TASK: Which lines in the records below contain the word "renta"? Copy each of them.

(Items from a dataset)
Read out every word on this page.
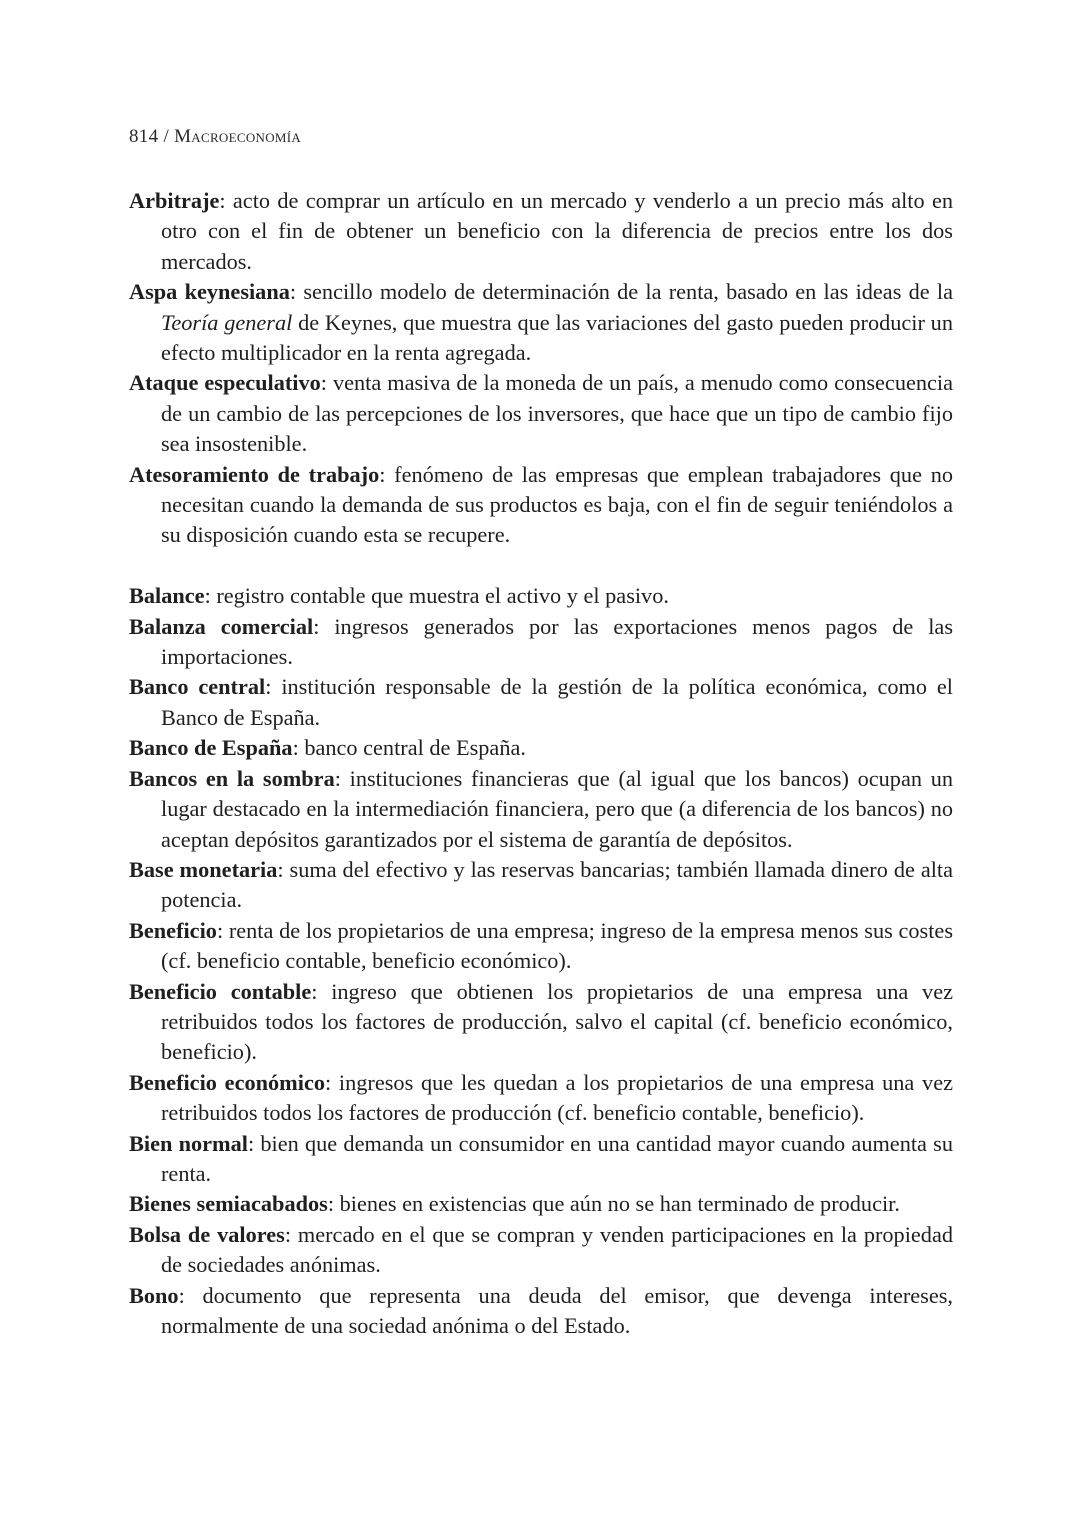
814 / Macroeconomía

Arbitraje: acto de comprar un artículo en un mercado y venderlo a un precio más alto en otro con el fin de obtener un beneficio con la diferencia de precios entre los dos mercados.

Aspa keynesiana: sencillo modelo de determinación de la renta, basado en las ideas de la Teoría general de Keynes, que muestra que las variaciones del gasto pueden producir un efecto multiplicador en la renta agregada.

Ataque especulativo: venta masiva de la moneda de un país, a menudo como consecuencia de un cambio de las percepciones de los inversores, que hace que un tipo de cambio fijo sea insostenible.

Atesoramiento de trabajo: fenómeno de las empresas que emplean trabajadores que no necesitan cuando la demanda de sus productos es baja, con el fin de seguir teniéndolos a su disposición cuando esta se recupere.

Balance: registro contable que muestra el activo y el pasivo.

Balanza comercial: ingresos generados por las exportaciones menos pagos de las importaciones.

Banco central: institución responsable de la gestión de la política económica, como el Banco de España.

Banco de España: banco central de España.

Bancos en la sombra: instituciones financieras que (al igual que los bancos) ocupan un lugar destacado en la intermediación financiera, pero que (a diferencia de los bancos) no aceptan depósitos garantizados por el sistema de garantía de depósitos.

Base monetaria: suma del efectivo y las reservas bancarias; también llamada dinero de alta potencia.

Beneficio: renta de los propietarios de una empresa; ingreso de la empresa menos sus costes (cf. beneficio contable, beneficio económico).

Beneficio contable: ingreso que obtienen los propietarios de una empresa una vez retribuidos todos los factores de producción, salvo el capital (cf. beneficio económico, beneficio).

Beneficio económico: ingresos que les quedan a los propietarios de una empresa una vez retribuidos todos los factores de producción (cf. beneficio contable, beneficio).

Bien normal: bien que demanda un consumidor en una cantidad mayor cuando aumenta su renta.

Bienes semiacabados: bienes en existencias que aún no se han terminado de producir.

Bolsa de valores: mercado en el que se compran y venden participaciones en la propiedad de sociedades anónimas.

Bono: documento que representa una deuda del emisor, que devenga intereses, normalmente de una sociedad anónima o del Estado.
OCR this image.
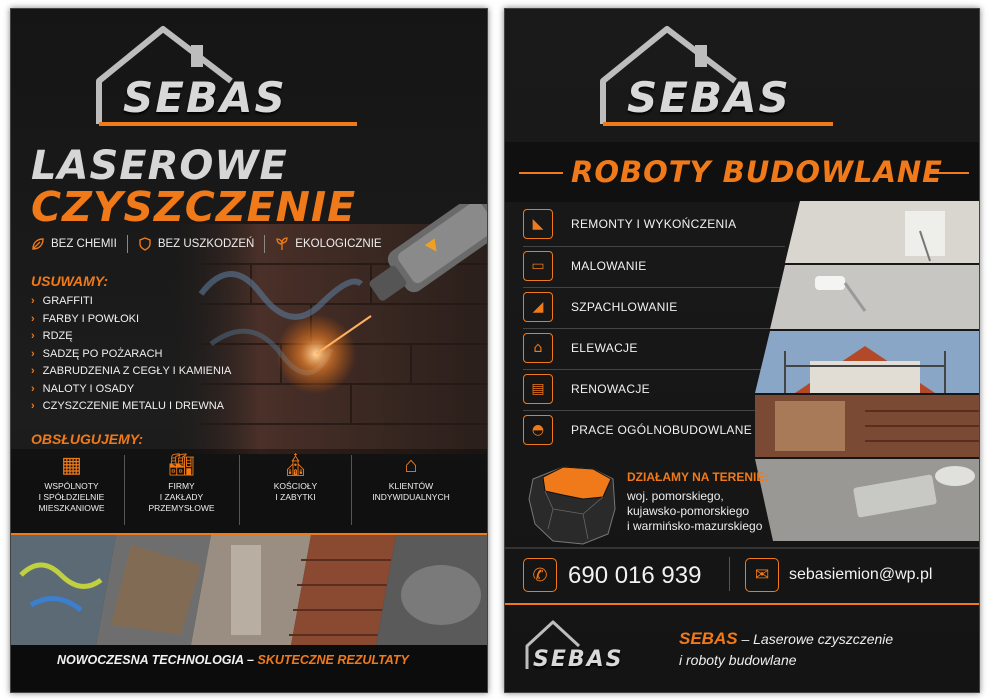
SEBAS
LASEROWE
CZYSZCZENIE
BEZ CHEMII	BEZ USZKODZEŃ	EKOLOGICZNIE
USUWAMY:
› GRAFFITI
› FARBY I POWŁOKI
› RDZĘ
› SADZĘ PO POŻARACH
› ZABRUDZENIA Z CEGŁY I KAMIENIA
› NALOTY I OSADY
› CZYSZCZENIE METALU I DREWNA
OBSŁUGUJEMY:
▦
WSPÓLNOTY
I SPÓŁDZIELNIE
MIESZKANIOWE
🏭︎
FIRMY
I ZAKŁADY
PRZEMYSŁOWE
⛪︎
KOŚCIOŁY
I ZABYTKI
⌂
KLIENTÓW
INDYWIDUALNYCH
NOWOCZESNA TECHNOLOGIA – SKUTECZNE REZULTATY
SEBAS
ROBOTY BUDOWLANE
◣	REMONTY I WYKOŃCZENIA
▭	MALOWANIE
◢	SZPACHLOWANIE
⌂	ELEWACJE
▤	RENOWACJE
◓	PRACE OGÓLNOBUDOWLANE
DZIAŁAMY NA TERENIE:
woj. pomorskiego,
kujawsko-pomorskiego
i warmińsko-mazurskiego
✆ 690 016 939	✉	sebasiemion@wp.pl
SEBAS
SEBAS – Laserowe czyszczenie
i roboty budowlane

---

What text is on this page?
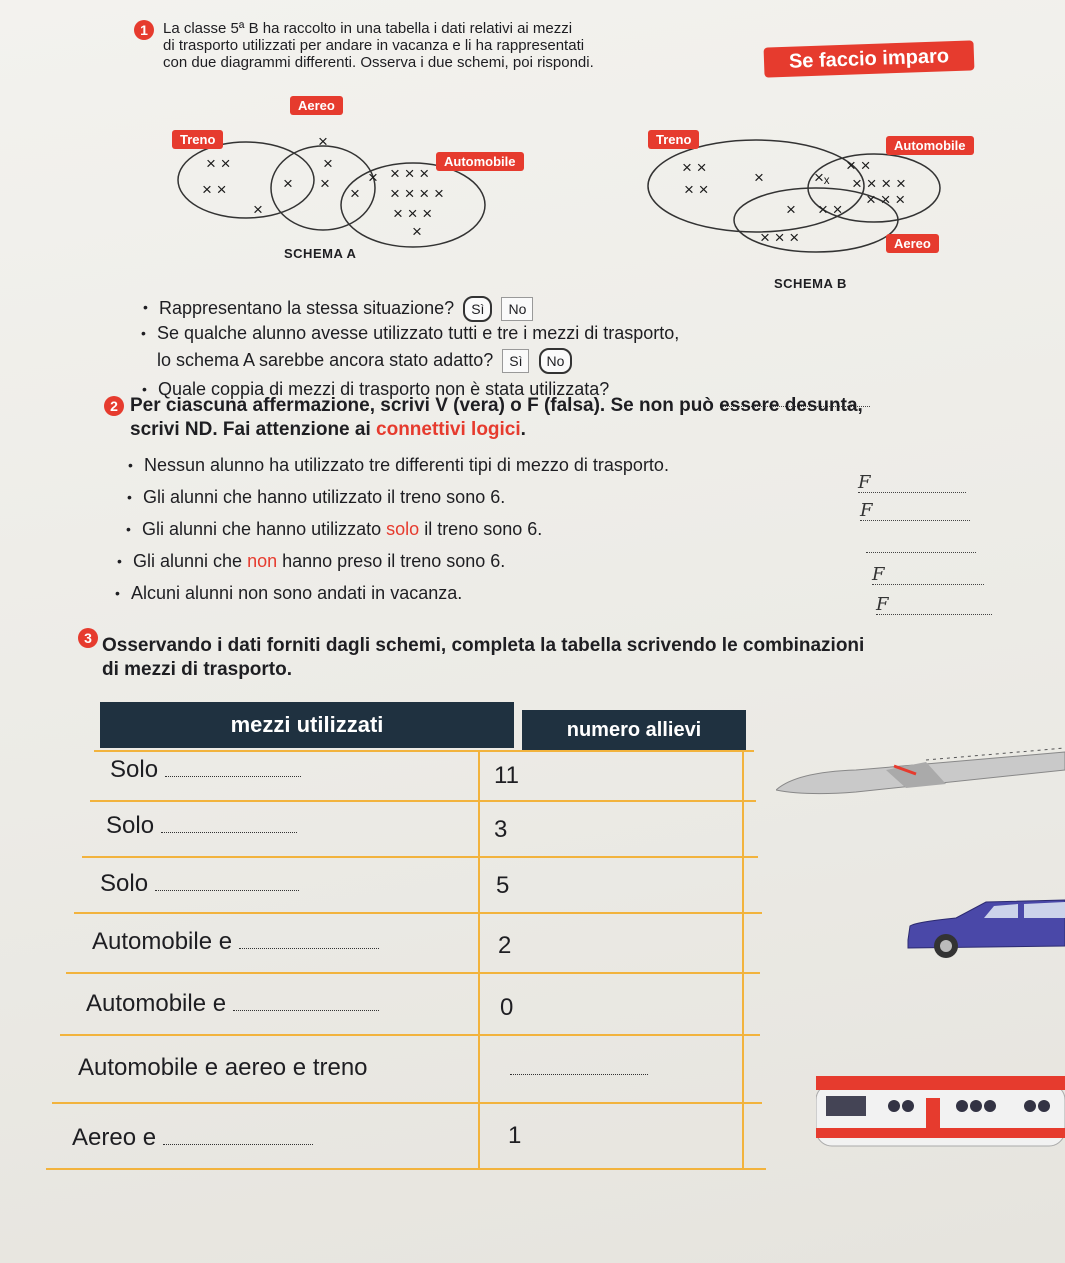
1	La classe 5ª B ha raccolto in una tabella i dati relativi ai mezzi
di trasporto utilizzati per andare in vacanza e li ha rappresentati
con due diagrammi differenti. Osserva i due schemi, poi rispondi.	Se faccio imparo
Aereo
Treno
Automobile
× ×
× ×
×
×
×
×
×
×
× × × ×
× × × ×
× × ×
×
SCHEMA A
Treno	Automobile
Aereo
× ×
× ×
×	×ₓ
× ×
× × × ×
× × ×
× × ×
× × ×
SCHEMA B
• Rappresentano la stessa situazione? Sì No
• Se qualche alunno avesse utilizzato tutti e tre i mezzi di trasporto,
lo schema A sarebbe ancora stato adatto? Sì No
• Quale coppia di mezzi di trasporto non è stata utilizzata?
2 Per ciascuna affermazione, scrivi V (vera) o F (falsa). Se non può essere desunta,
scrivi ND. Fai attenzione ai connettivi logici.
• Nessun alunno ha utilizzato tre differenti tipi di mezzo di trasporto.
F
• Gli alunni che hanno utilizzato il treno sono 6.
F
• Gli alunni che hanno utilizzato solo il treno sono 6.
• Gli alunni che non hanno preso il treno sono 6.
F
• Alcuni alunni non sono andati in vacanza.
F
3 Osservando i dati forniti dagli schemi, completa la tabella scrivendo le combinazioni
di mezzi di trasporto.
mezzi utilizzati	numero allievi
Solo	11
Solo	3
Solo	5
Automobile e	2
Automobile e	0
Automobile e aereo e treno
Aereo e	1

SOLUTION FOR THIS EXERCISE:
Aspa keynesiana: sencillo modelo de determinación de la renta, basado en las ideas de la Teoría general de Keynes, que muestra que las variaciones del gasto pueden producir un efecto multiplicador en la renta agregada.
Beneficio: renta de los propietarios de una empresa; ingreso de la empresa menos sus costes (cf. beneficio contable, beneficio económico).
Bien normal: bien que demanda un consumidor en una cantidad mayor cuando aumenta su renta.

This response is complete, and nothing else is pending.